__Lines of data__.
###
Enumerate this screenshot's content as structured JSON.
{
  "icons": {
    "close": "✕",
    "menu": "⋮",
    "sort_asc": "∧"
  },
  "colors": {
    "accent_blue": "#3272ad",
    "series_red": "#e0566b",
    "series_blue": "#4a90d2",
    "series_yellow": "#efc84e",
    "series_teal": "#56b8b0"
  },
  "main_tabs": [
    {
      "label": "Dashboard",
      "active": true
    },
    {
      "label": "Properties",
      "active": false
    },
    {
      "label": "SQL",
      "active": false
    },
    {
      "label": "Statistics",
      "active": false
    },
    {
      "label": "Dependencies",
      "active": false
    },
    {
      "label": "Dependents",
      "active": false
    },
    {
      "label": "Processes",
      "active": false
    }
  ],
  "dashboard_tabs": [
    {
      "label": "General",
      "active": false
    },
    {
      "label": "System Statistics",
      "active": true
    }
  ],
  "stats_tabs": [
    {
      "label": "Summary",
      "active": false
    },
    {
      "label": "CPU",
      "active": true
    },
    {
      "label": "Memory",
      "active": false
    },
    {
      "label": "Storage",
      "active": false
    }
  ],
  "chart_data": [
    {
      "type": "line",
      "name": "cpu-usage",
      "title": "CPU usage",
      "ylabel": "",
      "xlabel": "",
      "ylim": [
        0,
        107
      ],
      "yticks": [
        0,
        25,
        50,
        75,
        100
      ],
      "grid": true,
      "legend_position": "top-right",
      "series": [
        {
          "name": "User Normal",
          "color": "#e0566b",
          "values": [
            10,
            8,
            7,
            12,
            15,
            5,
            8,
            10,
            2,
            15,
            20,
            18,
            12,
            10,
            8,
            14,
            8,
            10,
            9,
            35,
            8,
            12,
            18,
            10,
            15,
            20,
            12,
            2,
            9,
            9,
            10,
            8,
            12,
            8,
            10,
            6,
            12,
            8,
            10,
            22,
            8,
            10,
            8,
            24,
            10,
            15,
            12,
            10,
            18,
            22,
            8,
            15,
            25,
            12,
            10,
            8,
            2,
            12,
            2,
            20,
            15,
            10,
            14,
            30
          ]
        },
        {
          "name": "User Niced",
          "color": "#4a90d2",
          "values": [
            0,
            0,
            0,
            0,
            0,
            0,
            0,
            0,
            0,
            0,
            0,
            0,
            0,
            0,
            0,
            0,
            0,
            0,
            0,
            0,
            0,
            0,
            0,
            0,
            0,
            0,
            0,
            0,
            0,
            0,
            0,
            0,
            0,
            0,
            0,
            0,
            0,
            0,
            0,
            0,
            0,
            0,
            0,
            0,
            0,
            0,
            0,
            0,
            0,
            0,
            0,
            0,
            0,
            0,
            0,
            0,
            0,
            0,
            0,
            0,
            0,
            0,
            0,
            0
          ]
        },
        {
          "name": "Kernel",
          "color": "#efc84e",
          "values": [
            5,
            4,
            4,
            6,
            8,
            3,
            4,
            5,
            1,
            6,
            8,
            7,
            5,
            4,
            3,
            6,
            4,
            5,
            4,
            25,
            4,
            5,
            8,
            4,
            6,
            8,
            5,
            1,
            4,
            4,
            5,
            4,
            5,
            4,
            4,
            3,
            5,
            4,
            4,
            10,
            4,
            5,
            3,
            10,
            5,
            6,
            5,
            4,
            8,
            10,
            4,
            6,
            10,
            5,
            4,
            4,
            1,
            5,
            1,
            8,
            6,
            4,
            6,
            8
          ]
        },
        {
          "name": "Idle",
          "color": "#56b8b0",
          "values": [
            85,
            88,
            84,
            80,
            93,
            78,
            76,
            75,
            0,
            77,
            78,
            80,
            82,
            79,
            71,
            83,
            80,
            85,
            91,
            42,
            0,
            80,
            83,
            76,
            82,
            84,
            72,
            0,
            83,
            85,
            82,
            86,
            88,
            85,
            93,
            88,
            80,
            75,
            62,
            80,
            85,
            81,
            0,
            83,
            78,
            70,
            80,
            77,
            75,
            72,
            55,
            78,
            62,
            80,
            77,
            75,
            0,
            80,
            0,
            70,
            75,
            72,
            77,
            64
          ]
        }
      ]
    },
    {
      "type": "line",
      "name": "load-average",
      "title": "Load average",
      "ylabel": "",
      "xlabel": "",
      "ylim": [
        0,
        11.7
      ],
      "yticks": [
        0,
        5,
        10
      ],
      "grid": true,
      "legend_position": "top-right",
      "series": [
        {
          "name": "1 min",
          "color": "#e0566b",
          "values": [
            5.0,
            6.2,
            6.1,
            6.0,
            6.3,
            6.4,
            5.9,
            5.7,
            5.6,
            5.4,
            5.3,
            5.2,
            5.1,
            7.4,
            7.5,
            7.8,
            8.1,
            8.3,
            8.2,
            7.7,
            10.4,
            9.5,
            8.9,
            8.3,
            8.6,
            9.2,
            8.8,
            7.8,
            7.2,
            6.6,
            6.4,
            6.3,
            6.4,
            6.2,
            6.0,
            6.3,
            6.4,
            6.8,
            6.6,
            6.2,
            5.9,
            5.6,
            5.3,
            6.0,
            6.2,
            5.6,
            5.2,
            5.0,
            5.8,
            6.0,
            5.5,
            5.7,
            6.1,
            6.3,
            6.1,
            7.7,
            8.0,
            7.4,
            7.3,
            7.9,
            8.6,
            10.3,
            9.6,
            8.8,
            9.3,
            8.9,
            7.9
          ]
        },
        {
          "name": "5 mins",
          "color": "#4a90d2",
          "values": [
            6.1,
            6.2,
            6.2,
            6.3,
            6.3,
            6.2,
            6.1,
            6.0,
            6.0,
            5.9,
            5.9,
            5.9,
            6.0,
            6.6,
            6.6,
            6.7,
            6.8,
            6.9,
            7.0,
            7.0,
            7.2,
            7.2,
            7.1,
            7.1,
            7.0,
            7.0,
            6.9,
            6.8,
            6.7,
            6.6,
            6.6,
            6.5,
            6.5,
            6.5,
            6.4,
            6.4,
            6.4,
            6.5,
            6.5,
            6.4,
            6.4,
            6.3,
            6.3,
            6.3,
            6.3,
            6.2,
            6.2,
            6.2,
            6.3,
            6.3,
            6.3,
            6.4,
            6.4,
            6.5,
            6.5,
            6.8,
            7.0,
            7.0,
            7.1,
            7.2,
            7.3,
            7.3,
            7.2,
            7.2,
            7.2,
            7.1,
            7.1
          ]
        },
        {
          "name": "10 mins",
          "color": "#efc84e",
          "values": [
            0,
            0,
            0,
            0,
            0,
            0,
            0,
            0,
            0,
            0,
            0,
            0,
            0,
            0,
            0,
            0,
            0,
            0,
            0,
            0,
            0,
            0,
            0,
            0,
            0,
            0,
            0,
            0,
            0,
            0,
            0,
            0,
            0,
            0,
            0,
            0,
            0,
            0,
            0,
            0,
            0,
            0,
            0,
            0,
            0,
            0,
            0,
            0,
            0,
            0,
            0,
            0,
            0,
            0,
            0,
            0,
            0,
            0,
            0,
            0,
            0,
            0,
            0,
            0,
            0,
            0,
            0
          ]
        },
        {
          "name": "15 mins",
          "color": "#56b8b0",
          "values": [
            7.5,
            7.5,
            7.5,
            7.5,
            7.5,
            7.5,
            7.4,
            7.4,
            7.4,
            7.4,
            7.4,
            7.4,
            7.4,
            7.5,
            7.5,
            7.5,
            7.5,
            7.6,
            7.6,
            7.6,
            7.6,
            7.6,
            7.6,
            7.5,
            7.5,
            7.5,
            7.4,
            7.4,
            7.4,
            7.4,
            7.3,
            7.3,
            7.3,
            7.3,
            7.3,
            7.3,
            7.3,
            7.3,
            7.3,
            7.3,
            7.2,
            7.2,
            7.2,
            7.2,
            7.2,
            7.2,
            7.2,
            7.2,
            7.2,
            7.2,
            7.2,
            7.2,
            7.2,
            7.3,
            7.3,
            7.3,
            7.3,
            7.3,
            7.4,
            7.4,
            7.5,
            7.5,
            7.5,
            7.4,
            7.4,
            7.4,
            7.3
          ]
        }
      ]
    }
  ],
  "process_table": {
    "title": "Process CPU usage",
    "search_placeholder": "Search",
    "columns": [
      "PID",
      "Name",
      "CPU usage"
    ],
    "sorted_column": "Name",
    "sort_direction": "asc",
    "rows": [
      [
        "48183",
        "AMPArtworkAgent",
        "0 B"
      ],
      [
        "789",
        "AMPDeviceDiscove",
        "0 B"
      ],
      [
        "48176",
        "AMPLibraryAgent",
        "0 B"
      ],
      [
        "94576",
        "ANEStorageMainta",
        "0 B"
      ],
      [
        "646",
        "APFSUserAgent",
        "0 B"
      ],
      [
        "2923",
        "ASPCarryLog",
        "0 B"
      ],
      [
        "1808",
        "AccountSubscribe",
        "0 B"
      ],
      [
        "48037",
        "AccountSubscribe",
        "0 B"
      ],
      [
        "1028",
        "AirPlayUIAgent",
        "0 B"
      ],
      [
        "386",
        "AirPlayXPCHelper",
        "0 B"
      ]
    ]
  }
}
###
__WHAT YOU SHOULD DO__. Search the data for the string "title". List each line that has it.

__CORRECT OUTPUT__.
      "title": "CPU usage",
      "title": "Load average",
    "title": "Process CPU usage",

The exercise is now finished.